**Extracto de página:**
###

Cuanto más pobre es el vecindario en el que se encuentra en instituto, más dolorosa resulta la falta de medios, porque las necesidades con las que llegan los estudiantes son más perentorias. Un profesor me cuenta que antes de venir aquí trabajó diez años en el instituto de una barriada cercana a la marginalidad, muy castigada por la crisis. Ni padres ni madres se interesaban por la educación de sus hijos. No creían o no sabían que pudiera servirles para mejorar sus vidas. El resultado era la indisciplina y el abandono escolar. Este instituto al que he venido yo hoy se nota enseguida que es un buen centro, austero y despejado como el barrio al que pertenece, gastado sin deterioro, como se gasta todo lo que es muy vivido, populoso de estudiantes que inundan los corredores y bajan por las escaleras con el tumulto de sus fuerzas muy jóvenes. Las instalaciones son austeras y sólidas, usadas sin maltrato: la biblioteca, los patios de deportes, la sala de profesores, el salón de actos. Un profesor me explica la correlación entre las condiciones sociales del barrio y las del instituto: familias estables de la llamada clase media baja, preocupadas por la educación de los hijos, atentas a ella; niveles mínimos de abandono escolar; resultados académicos altos, con notas excelentes en Selectividad.

###

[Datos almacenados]

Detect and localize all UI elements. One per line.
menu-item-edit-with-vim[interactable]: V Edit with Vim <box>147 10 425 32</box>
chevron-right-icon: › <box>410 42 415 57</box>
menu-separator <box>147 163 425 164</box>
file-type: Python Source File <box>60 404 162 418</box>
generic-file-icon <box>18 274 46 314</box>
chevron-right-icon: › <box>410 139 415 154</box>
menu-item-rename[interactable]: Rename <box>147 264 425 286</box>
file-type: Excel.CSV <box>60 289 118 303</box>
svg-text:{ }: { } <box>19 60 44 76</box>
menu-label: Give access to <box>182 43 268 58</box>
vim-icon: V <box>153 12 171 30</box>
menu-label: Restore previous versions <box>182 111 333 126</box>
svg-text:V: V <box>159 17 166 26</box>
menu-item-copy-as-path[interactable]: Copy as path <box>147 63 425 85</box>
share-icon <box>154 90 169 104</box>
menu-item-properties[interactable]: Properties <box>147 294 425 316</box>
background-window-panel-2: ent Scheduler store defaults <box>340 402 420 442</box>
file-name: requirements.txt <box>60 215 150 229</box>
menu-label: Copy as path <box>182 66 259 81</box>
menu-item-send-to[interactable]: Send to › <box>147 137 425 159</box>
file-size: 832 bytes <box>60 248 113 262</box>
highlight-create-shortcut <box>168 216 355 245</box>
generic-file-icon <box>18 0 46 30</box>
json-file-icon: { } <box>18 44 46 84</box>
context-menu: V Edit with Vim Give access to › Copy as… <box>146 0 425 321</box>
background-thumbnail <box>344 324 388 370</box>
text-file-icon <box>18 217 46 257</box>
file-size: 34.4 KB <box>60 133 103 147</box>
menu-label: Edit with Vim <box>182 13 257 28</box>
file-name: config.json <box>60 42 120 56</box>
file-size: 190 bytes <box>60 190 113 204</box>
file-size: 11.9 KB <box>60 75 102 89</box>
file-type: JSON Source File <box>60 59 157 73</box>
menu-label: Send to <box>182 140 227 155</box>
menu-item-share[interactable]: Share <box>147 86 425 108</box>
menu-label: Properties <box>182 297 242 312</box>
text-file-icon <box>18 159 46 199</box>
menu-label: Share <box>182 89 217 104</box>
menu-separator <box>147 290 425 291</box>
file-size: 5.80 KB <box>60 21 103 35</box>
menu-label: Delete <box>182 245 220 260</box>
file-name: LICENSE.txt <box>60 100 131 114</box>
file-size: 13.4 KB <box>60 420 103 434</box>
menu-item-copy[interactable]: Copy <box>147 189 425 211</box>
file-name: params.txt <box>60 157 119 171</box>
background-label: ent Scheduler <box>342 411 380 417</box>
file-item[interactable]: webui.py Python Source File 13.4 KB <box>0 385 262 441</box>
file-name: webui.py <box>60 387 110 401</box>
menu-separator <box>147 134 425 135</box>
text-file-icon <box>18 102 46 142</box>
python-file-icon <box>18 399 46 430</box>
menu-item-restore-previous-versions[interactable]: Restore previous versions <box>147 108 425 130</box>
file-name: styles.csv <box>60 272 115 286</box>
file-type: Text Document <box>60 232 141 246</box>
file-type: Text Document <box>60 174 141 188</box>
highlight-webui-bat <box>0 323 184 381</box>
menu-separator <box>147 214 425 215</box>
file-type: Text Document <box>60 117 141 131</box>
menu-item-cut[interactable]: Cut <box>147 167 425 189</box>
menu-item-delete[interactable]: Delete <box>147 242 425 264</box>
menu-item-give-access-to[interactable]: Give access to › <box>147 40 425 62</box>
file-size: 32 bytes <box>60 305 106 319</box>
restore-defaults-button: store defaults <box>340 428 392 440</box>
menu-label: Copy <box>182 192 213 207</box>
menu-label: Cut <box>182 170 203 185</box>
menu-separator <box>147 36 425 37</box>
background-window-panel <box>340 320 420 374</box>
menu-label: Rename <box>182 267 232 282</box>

###

**Tarea 1:**
Responde a estas preguntas sobre el texto sobre el instituto:
(a) ¿Cuántos años trabajó el profesor en el instituto de una barriada cercana a la marginalidad?
(b) ¿Cuál era el resultado del desinterés de padres y madres en esa barriada?
(c) ¿Cómo describe un profesor a las familias del barrio del instituto visitado?
**Tarea 2:** Prosigue el texto sobre el instituto a partir de su última frase.

**Respuesta 1:**
(a) Diez años.
(b) La indisciplina y el abandono escolar.
(c) Son familias estables de la llamada clase media baja, preocupadas por la educación de los hijos y atentas a ella.

**Respuesta 2:**
Todo eso lo nota el invitado en la calidad del silencio con que se le escucha, en la atención de las miradas, en las preguntas bien hechas cuando llega el coloquio, indicativas de un trabajo previo y fértil con el profesor en el aula. He hablado del valor del conocimiento para comprender el mundo y comprenderse a uno mismo en la medida de lo posible, más allá del egocentrismo y del ahora instantáneo, con la perspectiva que dan la geografía y la historia, con la exigencia de precisión de las matemáticas y las ciencias naturales, con la indagación en la experiencia y en las posibilidades de la imaginación que solo hacen posibles la literatura y las artes. He invocado a Max Aub, para celebrar esa identidad no visceral ni de origen que le concede a uno para siempre el paso por un buen instituto. He recordado en voz alta el descubrimiento dubitativo de mi vocación cuando tenía esa edad, el saludable asombro de encontrarme por primera vez, a los 15 años, en un aula con mayoría femenina. He insistido en que por sí mismos la vocación o el talento no son nada, si no hay condiciones sociales que los favorezcan, incluso que les permitan llegar a existir.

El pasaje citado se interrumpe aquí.